Material to process —
^^^^

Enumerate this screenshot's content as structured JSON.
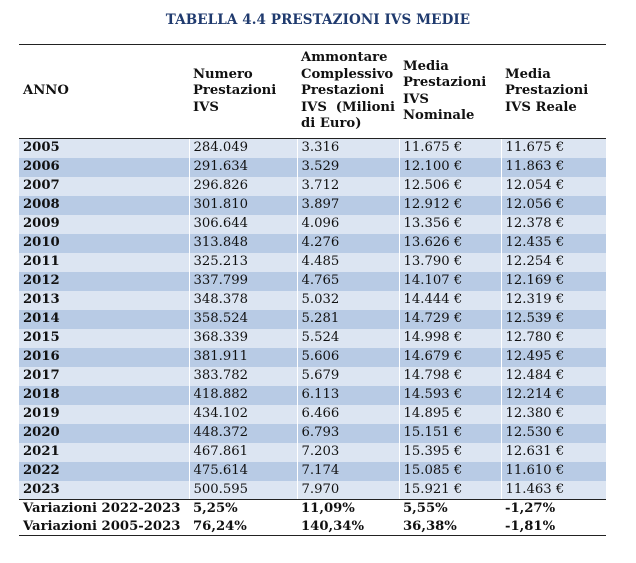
{
  "title": "TABELLA 4.4 PRESTAZIONI IVS MEDIE",
  "columns": [
    "ANNO",
    "Numero Prestazioni IVS",
    "Ammontare Complessivo Prestazioni IVS (Milioni di Euro)",
    "Media Prestazioni IVS Nominale",
    "Media Prestazioni IVS Reale"
  ],
  "rows": [
    [
      "2005",
      "284.049",
      "3.316",
      "11.675 €",
      "11.675 €"
    ],
    [
      "2006",
      "291.634",
      "3.529",
      "12.100 €",
      "11.863 €"
    ],
    [
      "2007",
      "296.826",
      "3.712",
      "12.506 €",
      "12.054 €"
    ],
    [
      "2008",
      "301.810",
      "3.897",
      "12.912 €",
      "12.056 €"
    ],
    [
      "2009",
      "306.644",
      "4.096",
      "13.356 €",
      "12.378 €"
    ],
    [
      "2010",
      "313.848",
      "4.276",
      "13.626 €",
      "12.435 €"
    ],
    [
      "2011",
      "325.213",
      "4.485",
      "13.790 €",
      "12.254 €"
    ],
    [
      "2012",
      "337.799",
      "4.765",
      "14.107 €",
      "12.169 €"
    ],
    [
      "2013",
      "348.378",
      "5.032",
      "14.444 €",
      "12.319 €"
    ],
    [
      "2014",
      "358.524",
      "5.281",
      "14.729 €",
      "12.539 €"
    ],
    [
      "2015",
      "368.339",
      "5.524",
      "14.998 €",
      "12.780 €"
    ],
    [
      "2016",
      "381.911",
      "5.606",
      "14.679 €",
      "12.495 €"
    ],
    [
      "2017",
      "383.782",
      "5.679",
      "14.798 €",
      "12.484 €"
    ],
    [
      "2018",
      "418.882",
      "6.113",
      "14.593 €",
      "12.214 €"
    ],
    [
      "2019",
      "434.102",
      "6.466",
      "14.895 €",
      "12.380 €"
    ],
    [
      "2020",
      "448.372",
      "6.793",
      "15.151 €",
      "12.530 €"
    ],
    [
      "2021",
      "467.861",
      "7.203",
      "15.395 €",
      "12.631 €"
    ],
    [
      "2022",
      "475.614",
      "7.174",
      "15.085 €",
      "11.610 €"
    ],
    [
      "2023",
      "500.595",
      "7.970",
      "15.921 €",
      "11.463 €"
    ]
  ],
  "variations": [
    [
      "Variazioni 2022-2023",
      "5,25%",
      "11,09%",
      "5,55%",
      "-1,27%"
    ],
    [
      "Variazioni 2005-2023",
      "76,24%",
      "140,34%",
      "36,38%",
      "-1,81%"
    ]
  ],
  "colors": {
    "title": "#1f3a6e",
    "row_light": "#dce5f2",
    "row_dark": "#b8cbe5"
  }
}
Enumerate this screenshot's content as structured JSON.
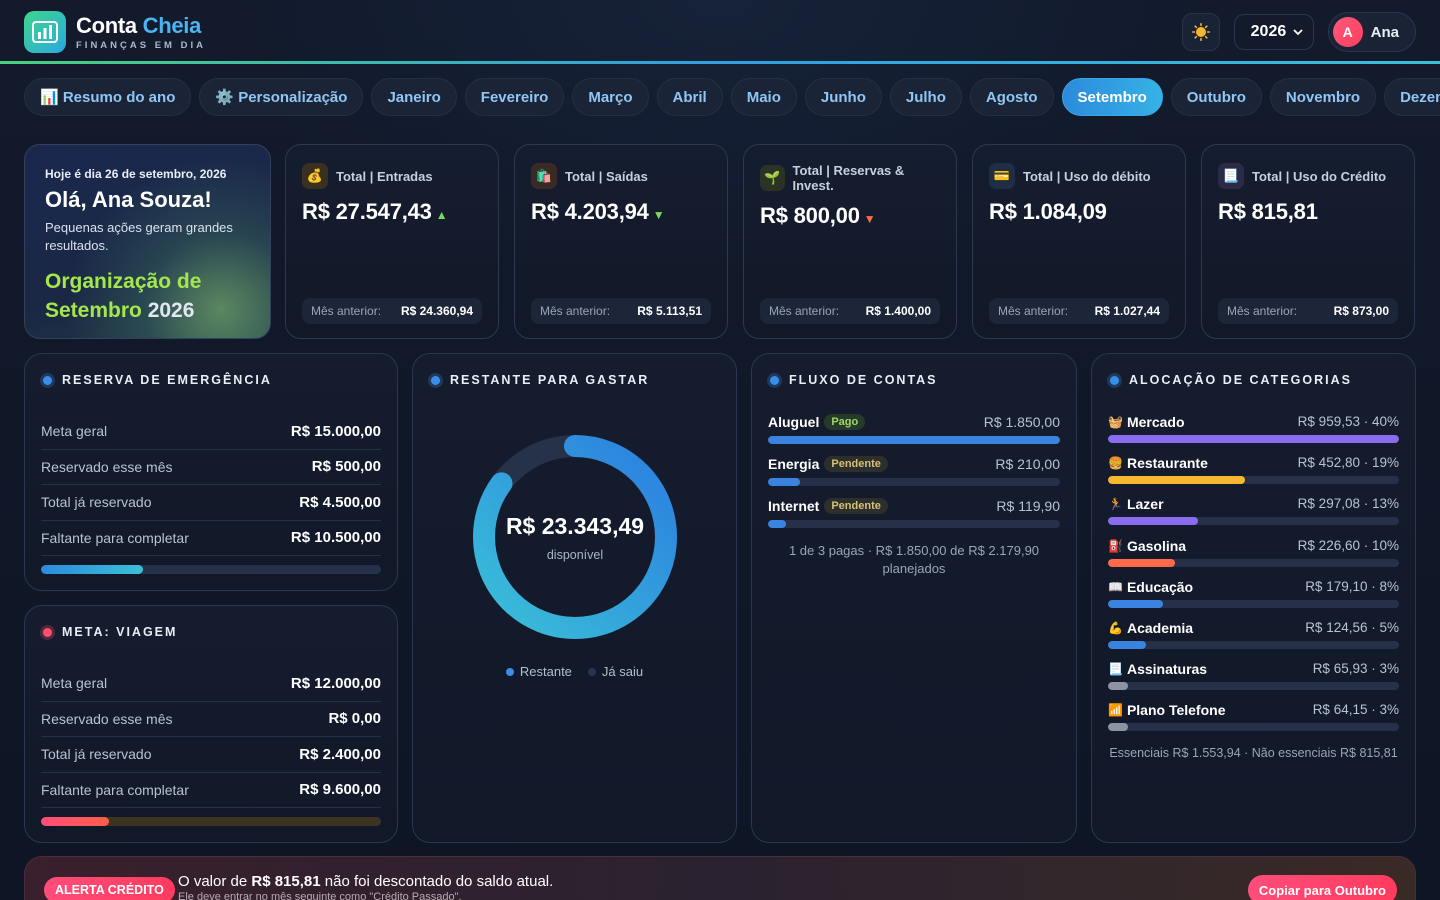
{
  "app": {
    "name_part1": "Conta ",
    "name_part2": "Cheia",
    "tagline": "FINANÇAS EM DIA"
  },
  "header": {
    "theme_icon": "sun-icon",
    "year": "2026",
    "user_initial": "A",
    "user_name": "Ana"
  },
  "tabs": [
    {
      "label": "📊 Resumo do ano"
    },
    {
      "label": "⚙️ Personalização"
    },
    {
      "label": "Janeiro"
    },
    {
      "label": "Fevereiro"
    },
    {
      "label": "Março"
    },
    {
      "label": "Abril"
    },
    {
      "label": "Maio"
    },
    {
      "label": "Junho"
    },
    {
      "label": "Julho"
    },
    {
      "label": "Agosto"
    },
    {
      "label": "Setembro",
      "active": true
    },
    {
      "label": "Outubro"
    },
    {
      "label": "Novembro"
    },
    {
      "label": "Dezembro"
    }
  ],
  "hero": {
    "date": "Hoje é dia 26 de setembro, 2026",
    "greeting": "Olá, Ana Souza!",
    "subtitle": "Pequenas ações geram grandes resultados.",
    "org_line1": "Organização de",
    "org_month": "Setembro",
    "org_year": "2026"
  },
  "summary_cards": [
    {
      "label": "Total | Entradas",
      "icon": "💰",
      "value": "R$ 27.547,43",
      "arrow": "▲",
      "arrow_color": "#7ed957",
      "prev_label": "Mês anterior:",
      "prev_value": "R$ 24.360,94",
      "icon_bg": "#3a3020"
    },
    {
      "label": "Total | Saídas",
      "icon": "🛍️",
      "value": "R$ 4.203,94",
      "arrow": "▼",
      "arrow_color": "#7ed957",
      "prev_label": "Mês anterior:",
      "prev_value": "R$ 5.113,51",
      "icon_bg": "#3a2a24"
    },
    {
      "label": "Total | Reservas & Invest.",
      "icon": "🌱",
      "value": "R$ 800,00",
      "arrow": "▼",
      "arrow_color": "#ff6b4a",
      "prev_label": "Mês anterior:",
      "prev_value": "R$ 1.400,00",
      "icon_bg": "#2a3324"
    },
    {
      "label": "Total | Uso do débito",
      "icon": "💳",
      "value": "R$ 1.084,09",
      "arrow": "",
      "arrow_color": "#ffffff",
      "prev_label": "Mês anterior:",
      "prev_value": "R$ 1.027,44",
      "icon_bg": "#1f2e44"
    },
    {
      "label": "Total | Uso do Crédito",
      "icon": "📃",
      "value": "R$ 815,81",
      "arrow": "",
      "arrow_color": "#ffffff",
      "prev_label": "Mês anterior:",
      "prev_value": "R$ 873,00",
      "icon_bg": "#2c2a44"
    }
  ],
  "emergency": {
    "title": "RESERVA DE EMERGÊNCIA",
    "rows": [
      {
        "label": "Meta geral",
        "value": "R$ 15.000,00"
      },
      {
        "label": "Reservado esse mês",
        "value": "R$ 500,00"
      },
      {
        "label": "Total já reservado",
        "value": "R$ 4.500,00"
      },
      {
        "label": "Faltante para completar",
        "value": "R$ 10.500,00"
      }
    ],
    "progress": 0.3
  },
  "goal": {
    "title": "META: VIAGEM",
    "rows": [
      {
        "label": "Meta geral",
        "value": "R$ 12.000,00"
      },
      {
        "label": "Reservado esse mês",
        "value": "R$ 0,00"
      },
      {
        "label": "Total já reservado",
        "value": "R$ 2.400,00"
      },
      {
        "label": "Faltante para completar",
        "value": "R$ 9.600,00"
      }
    ],
    "progress": 0.2
  },
  "remaining": {
    "title": "RESTANTE PARA GASTAR",
    "amount": "R$ 23.343,49",
    "caption": "disponível",
    "remaining_fraction": 0.85,
    "legend_remaining": "Restante",
    "legend_spent": "Já saiu",
    "color_remaining": "#3b8ee8",
    "color_spent": "#26314a"
  },
  "flow": {
    "title": "FLUXO DE CONTAS",
    "items": [
      {
        "name": "Aluguel",
        "status": "Pago",
        "status_type": "pago",
        "amount": "R$ 1.850,00",
        "fraction": 1.0
      },
      {
        "name": "Energia",
        "status": "Pendente",
        "status_type": "pend",
        "amount": "R$ 210,00",
        "fraction": 0.11
      },
      {
        "name": "Internet",
        "status": "Pendente",
        "status_type": "pend",
        "amount": "R$ 119,90",
        "fraction": 0.06
      }
    ],
    "note": "1 de 3 pagas · R$ 1.850,00 de R$ 2.179,90 planejados"
  },
  "categories": {
    "title": "ALOCAÇÃO DE CATEGORIAS",
    "items": [
      {
        "icon": "🧺",
        "name": "Mercado",
        "amount": "R$ 959,53 · 40%",
        "fraction": 1.0,
        "color": "#8a6cf0"
      },
      {
        "icon": "🍔",
        "name": "Restaurante",
        "amount": "R$ 452,80 · 19%",
        "fraction": 0.47,
        "color": "#f7b731"
      },
      {
        "icon": "🏃",
        "name": "Lazer",
        "amount": "R$ 297,08 · 13%",
        "fraction": 0.31,
        "color": "#8a6cf0"
      },
      {
        "icon": "⛽",
        "name": "Gasolina",
        "amount": "R$ 226,60 · 10%",
        "fraction": 0.23,
        "color": "#ff6b4a"
      },
      {
        "icon": "📖",
        "name": "Educação",
        "amount": "R$ 179,10 · 8%",
        "fraction": 0.19,
        "color": "#3a84e0"
      },
      {
        "icon": "💪",
        "name": "Academia",
        "amount": "R$ 124,56 · 5%",
        "fraction": 0.13,
        "color": "#3a84e0"
      },
      {
        "icon": "📃",
        "name": "Assinaturas",
        "amount": "R$ 65,93 · 3%",
        "fraction": 0.07,
        "color": "#8c94a3"
      },
      {
        "icon": "📶",
        "name": "Plano Telefone",
        "amount": "R$ 64,15 · 3%",
        "fraction": 0.07,
        "color": "#8c94a3"
      }
    ],
    "note": "Essenciais R$ 1.553,94 · Não essenciais R$ 815,81"
  },
  "alert": {
    "badge": "ALERTA CRÉDITO",
    "text_pre": "O valor de ",
    "text_amount": "R$ 815,81",
    "text_post": " não foi descontado do saldo atual.",
    "subtext": "Ele deve entrar no mês seguinte como \"Crédito Passado\".",
    "button": "Copiar para Outubro"
  }
}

^^^^

What is needed — Across the records, count the lines holding the string "note". Give the number and stop.

Written solution — 2